*WHAT THE EXERCISE ASKS*. Write out the whole listing word for word.

Start of PROVIDED RECORDS

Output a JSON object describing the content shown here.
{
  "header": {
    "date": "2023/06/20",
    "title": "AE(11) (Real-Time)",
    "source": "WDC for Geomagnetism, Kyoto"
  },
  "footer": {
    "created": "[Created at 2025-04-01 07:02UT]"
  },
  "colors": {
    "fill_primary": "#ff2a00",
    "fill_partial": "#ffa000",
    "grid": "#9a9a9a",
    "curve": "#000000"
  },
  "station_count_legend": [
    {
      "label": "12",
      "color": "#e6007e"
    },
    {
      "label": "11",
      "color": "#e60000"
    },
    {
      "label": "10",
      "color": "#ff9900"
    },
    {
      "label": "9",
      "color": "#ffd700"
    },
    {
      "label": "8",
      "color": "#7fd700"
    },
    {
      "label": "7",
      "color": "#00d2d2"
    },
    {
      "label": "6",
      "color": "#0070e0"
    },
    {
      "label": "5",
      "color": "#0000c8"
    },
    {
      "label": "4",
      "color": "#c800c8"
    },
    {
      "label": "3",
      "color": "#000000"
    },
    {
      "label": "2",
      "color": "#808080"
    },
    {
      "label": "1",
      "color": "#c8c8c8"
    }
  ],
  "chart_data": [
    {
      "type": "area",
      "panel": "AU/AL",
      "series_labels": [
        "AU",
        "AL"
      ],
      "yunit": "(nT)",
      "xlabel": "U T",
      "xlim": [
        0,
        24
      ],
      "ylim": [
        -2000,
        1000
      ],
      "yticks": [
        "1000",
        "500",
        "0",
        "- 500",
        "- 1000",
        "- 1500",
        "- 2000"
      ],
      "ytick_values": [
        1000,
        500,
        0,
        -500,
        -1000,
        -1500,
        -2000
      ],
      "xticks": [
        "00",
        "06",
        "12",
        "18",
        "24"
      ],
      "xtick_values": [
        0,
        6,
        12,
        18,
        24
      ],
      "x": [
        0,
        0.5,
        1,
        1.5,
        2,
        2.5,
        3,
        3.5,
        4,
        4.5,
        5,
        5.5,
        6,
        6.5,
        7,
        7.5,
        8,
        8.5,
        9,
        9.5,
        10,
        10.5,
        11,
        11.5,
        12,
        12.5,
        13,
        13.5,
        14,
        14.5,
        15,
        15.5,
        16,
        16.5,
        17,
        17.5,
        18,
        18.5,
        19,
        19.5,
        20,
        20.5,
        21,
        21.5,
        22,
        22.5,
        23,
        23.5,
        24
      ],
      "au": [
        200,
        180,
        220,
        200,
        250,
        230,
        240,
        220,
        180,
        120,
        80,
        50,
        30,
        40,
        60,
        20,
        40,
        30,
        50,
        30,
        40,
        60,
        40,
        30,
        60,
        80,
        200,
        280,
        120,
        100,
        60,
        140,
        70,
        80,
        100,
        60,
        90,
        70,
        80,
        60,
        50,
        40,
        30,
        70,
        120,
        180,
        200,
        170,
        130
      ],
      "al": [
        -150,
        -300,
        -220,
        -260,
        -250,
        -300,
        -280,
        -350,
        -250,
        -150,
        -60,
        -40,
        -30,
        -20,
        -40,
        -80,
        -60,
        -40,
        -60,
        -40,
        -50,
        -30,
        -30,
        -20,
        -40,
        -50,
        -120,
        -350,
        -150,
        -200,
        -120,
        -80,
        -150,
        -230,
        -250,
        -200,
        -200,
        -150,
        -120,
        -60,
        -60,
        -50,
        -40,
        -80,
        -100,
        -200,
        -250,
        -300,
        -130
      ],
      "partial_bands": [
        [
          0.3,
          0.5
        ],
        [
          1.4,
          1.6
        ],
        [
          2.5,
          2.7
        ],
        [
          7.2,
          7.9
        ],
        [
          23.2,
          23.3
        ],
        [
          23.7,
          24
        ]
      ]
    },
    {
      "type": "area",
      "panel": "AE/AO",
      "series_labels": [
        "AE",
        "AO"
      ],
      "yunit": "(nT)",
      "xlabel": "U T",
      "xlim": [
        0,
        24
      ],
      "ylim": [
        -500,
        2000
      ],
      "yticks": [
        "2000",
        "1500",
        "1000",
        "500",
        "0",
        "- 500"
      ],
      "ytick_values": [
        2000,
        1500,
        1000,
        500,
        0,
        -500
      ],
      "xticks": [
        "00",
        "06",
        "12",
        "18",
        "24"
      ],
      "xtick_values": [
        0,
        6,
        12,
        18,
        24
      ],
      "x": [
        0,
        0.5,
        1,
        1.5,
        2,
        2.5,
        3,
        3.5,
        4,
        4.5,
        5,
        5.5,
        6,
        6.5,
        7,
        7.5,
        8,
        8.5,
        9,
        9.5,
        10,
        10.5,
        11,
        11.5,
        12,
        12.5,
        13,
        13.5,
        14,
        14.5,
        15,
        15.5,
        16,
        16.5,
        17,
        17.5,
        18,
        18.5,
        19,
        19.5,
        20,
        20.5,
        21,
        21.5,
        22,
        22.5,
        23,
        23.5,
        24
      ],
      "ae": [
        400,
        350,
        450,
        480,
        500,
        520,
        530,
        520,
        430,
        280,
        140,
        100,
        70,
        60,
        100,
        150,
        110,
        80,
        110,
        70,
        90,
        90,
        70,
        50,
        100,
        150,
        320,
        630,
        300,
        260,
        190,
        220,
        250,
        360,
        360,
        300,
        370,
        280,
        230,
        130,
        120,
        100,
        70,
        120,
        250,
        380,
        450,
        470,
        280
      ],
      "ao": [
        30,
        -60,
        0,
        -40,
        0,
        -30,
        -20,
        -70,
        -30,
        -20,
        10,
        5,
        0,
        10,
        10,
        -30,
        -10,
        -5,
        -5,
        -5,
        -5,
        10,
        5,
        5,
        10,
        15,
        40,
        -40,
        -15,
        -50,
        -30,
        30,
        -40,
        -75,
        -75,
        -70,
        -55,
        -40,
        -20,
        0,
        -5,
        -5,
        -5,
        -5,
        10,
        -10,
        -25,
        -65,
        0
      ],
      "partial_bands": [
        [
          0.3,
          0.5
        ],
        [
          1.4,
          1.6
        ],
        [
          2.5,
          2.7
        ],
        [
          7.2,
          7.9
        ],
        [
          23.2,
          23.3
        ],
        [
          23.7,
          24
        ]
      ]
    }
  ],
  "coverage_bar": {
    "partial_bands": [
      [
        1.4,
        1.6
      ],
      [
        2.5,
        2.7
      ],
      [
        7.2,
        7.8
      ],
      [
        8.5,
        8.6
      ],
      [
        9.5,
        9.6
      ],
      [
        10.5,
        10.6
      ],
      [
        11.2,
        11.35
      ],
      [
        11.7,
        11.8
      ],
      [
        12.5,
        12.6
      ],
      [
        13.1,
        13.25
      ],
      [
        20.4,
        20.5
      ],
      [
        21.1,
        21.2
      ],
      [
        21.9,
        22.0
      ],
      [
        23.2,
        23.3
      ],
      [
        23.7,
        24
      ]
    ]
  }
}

End of PROVIDED RECORDS

*TASK SOLUTION*.
Output a JSON object describing the content shown here.
{
  "header": {
    "date": "2023/06/20",
    "title": "AE(11) (Real-Time)",
    "source": "WDC for Geomagnetism, Kyoto"
  },
  "footer": {
    "created": "[Created at 2025-04-01 07:02UT]"
  },
  "colors": {
    "fill_primary": "#ff2a00",
    "fill_partial": "#ffa000",
    "grid": "#9a9a9a",
    "curve": "#000000"
  },
  "station_count_legend": [
    {
      "label": "12",
      "color": "#e6007e"
    },
    {
      "label": "11",
      "color": "#e60000"
    },
    {
      "label": "10",
      "color": "#ff9900"
    },
    {
      "label": "9",
      "color": "#ffd700"
    },
    {
      "label": "8",
      "color": "#7fd700"
    },
    {
      "label": "7",
      "color": "#00d2d2"
    },
    {
      "label": "6",
      "color": "#0070e0"
    },
    {
      "label": "5",
      "color": "#0000c8"
    },
    {
      "label": "4",
      "color": "#c800c8"
    },
    {
      "label": "3",
      "color": "#000000"
    },
    {
      "label": "2",
      "color": "#808080"
    },
    {
      "label": "1",
      "color": "#c8c8c8"
    }
  ],
  "chart_data": [
    {
      "type": "area",
      "panel": "AU/AL",
      "series_labels": [
        "AU",
        "AL"
      ],
      "yunit": "(nT)",
      "xlabel": "U T",
      "xlim": [
        0,
        24
      ],
      "ylim": [
        -2000,
        1000
      ],
      "yticks": [
        "1000",
        "500",
        "0",
        "- 500",
        "- 1000",
        "- 1500",
        "- 2000"
      ],
      "ytick_values": [
        1000,
        500,
        0,
        -500,
        -1000,
        -1500,
        -2000
      ],
      "xticks": [
        "00",
        "06",
        "12",
        "18",
        "24"
      ],
      "xtick_values": [
        0,
        6,
        12,
        18,
        24
      ],
      "x": [
        0,
        0.5,
        1,
        1.5,
        2,
        2.5,
        3,
        3.5,
        4,
        4.5,
        5,
        5.5,
        6,
        6.5,
        7,
        7.5,
        8,
        8.5,
        9,
        9.5,
        10,
        10.5,
        11,
        11.5,
        12,
        12.5,
        13,
        13.5,
        14,
        14.5,
        15,
        15.5,
        16,
        16.5,
        17,
        17.5,
        18,
        18.5,
        19,
        19.5,
        20,
        20.5,
        21,
        21.5,
        22,
        22.5,
        23,
        23.5,
        24
      ],
      "au": [
        200,
        180,
        220,
        200,
        250,
        230,
        240,
        220,
        180,
        120,
        80,
        50,
        30,
        40,
        60,
        20,
        40,
        30,
        50,
        30,
        40,
        60,
        40,
        30,
        60,
        80,
        200,
        280,
        120,
        100,
        60,
        140,
        70,
        80,
        100,
        60,
        90,
        70,
        80,
        60,
        50,
        40,
        30,
        70,
        120,
        180,
        200,
        170,
        130
      ],
      "al": [
        -150,
        -300,
        -220,
        -260,
        -250,
        -300,
        -280,
        -350,
        -250,
        -150,
        -60,
        -40,
        -30,
        -20,
        -40,
        -80,
        -60,
        -40,
        -60,
        -40,
        -50,
        -30,
        -30,
        -20,
        -40,
        -50,
        -120,
        -350,
        -150,
        -200,
        -120,
        -80,
        -150,
        -230,
        -250,
        -200,
        -200,
        -150,
        -120,
        -60,
        -60,
        -50,
        -40,
        -80,
        -100,
        -200,
        -250,
        -300,
        -130
      ],
      "partial_bands": [
        [
          0.3,
          0.5
        ],
        [
          1.4,
          1.6
        ],
        [
          2.5,
          2.7
        ],
        [
          7.2,
          7.9
        ],
        [
          23.2,
          23.3
        ],
        [
          23.7,
          24
        ]
      ]
    },
    {
      "type": "area",
      "panel": "AE/AO",
      "series_labels": [
        "AE",
        "AO"
      ],
      "yunit": "(nT)",
      "xlabel": "U T",
      "xlim": [
        0,
        24
      ],
      "ylim": [
        -500,
        2000
      ],
      "yticks": [
        "2000",
        "1500",
        "1000",
        "500",
        "0",
        "- 500"
      ],
      "ytick_values": [
        2000,
        1500,
        1000,
        500,
        0,
        -500
      ],
      "xticks": [
        "00",
        "06",
        "12",
        "18",
        "24"
      ],
      "xtick_values": [
        0,
        6,
        12,
        18,
        24
      ],
      "x": [
        0,
        0.5,
        1,
        1.5,
        2,
        2.5,
        3,
        3.5,
        4,
        4.5,
        5,
        5.5,
        6,
        6.5,
        7,
        7.5,
        8,
        8.5,
        9,
        9.5,
        10,
        10.5,
        11,
        11.5,
        12,
        12.5,
        13,
        13.5,
        14,
        14.5,
        15,
        15.5,
        16,
        16.5,
        17,
        17.5,
        18,
        18.5,
        19,
        19.5,
        20,
        20.5,
        21,
        21.5,
        22,
        22.5,
        23,
        23.5,
        24
      ],
      "ae": [
        400,
        350,
        450,
        480,
        500,
        520,
        530,
        520,
        430,
        280,
        140,
        100,
        70,
        60,
        100,
        150,
        110,
        80,
        110,
        70,
        90,
        90,
        70,
        50,
        100,
        150,
        320,
        630,
        300,
        260,
        190,
        220,
        250,
        360,
        360,
        300,
        370,
        280,
        230,
        130,
        120,
        100,
        70,
        120,
        250,
        380,
        450,
        470,
        280
      ],
      "ao": [
        30,
        -60,
        0,
        -40,
        0,
        -30,
        -20,
        -70,
        -30,
        -20,
        10,
        5,
        0,
        10,
        10,
        -30,
        -10,
        -5,
        -5,
        -5,
        -5,
        10,
        5,
        5,
        10,
        15,
        40,
        -40,
        -15,
        -50,
        -30,
        30,
        -40,
        -75,
        -75,
        -70,
        -55,
        -40,
        -20,
        0,
        -5,
        -5,
        -5,
        -5,
        10,
        -10,
        -25,
        -65,
        0
      ],
      "partial_bands": [
        [
          0.3,
          0.5
        ],
        [
          1.4,
          1.6
        ],
        [
          2.5,
          2.7
        ],
        [
          7.2,
          7.9
        ],
        [
          23.2,
          23.3
        ],
        [
          23.7,
          24
        ]
      ]
    }
  ],
  "coverage_bar": {
    "partial_bands": [
      [
        1.4,
        1.6
      ],
      [
        2.5,
        2.7
      ],
      [
        7.2,
        7.8
      ],
      [
        8.5,
        8.6
      ],
      [
        9.5,
        9.6
      ],
      [
        10.5,
        10.6
      ],
      [
        11.2,
        11.35
      ],
      [
        11.7,
        11.8
      ],
      [
        12.5,
        12.6
      ],
      [
        13.1,
        13.25
      ],
      [
        20.4,
        20.5
      ],
      [
        21.1,
        21.2
      ],
      [
        21.9,
        22.0
      ],
      [
        23.2,
        23.3
      ],
      [
        23.7,
        24
      ]
    ]
  }
}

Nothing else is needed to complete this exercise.